# GIVEN PROBLEM
Write out, word for word, only the lines from the one containing "Output a JSON" through the final line of the data.

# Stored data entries

□ □ □ □ □

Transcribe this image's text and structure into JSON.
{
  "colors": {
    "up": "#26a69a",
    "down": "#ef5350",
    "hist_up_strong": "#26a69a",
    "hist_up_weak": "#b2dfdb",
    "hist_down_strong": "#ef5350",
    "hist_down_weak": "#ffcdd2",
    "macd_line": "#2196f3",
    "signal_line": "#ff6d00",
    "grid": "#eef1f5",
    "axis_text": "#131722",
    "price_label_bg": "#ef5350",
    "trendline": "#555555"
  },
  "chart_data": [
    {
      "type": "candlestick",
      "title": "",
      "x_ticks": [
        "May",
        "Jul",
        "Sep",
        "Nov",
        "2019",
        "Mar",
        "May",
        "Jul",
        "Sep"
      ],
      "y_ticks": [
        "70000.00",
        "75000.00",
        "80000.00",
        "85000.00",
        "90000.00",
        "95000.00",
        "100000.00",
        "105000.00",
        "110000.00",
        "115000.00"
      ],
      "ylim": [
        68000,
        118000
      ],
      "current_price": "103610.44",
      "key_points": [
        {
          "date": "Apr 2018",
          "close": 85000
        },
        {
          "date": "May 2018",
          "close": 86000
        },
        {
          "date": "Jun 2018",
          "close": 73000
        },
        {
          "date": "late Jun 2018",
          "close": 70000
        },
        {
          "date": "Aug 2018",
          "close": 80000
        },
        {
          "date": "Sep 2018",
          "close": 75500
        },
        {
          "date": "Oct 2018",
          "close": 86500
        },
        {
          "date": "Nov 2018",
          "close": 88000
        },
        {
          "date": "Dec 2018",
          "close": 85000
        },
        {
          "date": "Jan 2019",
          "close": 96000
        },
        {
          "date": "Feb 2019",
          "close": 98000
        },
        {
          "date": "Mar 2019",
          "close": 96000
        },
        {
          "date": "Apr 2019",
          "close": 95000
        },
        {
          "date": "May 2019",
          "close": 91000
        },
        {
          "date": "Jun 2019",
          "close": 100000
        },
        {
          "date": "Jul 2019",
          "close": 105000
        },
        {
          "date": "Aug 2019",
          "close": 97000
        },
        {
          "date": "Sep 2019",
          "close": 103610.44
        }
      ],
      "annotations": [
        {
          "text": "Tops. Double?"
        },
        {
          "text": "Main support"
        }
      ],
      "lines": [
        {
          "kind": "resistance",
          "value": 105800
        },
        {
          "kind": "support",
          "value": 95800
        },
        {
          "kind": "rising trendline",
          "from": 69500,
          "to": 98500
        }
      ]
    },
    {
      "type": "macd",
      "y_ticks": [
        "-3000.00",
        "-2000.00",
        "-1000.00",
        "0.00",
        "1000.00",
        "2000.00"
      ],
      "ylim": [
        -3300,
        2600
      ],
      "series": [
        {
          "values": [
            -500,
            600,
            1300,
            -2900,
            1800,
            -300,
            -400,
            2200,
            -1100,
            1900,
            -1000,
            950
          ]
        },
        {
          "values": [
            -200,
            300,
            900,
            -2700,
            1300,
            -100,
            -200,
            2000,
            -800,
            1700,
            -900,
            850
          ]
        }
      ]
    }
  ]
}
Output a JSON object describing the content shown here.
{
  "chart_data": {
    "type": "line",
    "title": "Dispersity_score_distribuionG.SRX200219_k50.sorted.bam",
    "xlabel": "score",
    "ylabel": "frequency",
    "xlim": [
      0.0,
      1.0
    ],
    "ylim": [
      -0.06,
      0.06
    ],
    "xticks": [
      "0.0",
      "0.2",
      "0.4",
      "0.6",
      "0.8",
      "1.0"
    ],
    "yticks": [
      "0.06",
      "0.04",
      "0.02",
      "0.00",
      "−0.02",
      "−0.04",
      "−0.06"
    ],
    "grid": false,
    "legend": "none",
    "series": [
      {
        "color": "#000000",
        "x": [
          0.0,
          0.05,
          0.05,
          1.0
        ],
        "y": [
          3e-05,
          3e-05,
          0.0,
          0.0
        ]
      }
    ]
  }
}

□ □ □ □ □

# SOLUTION
Output a JSON object describing the content shown here.
{
  "chart_data": {
    "type": "line",
    "title": "Dispersity_score_distribuionG.SRX200219_k50.sorted.bam",
    "xlabel": "score",
    "ylabel": "frequency",
    "xlim": [
      0.0,
      1.0
    ],
    "ylim": [
      -0.06,
      0.06
    ],
    "xticks": [
      "0.0",
      "0.2",
      "0.4",
      "0.6",
      "0.8",
      "1.0"
    ],
    "yticks": [
      "0.06",
      "0.04",
      "0.02",
      "0.00",
      "−0.02",
      "−0.04",
      "−0.06"
    ],
    "grid": false,
    "legend": "none",
    "series": [
      {
        "color": "#000000",
        "x": [
          0.0,
          0.05,
          0.05,
          1.0
        ],
        "y": [
          3e-05,
          3e-05,
          0.0,
          0.0
        ]
      }
    ]
  }
}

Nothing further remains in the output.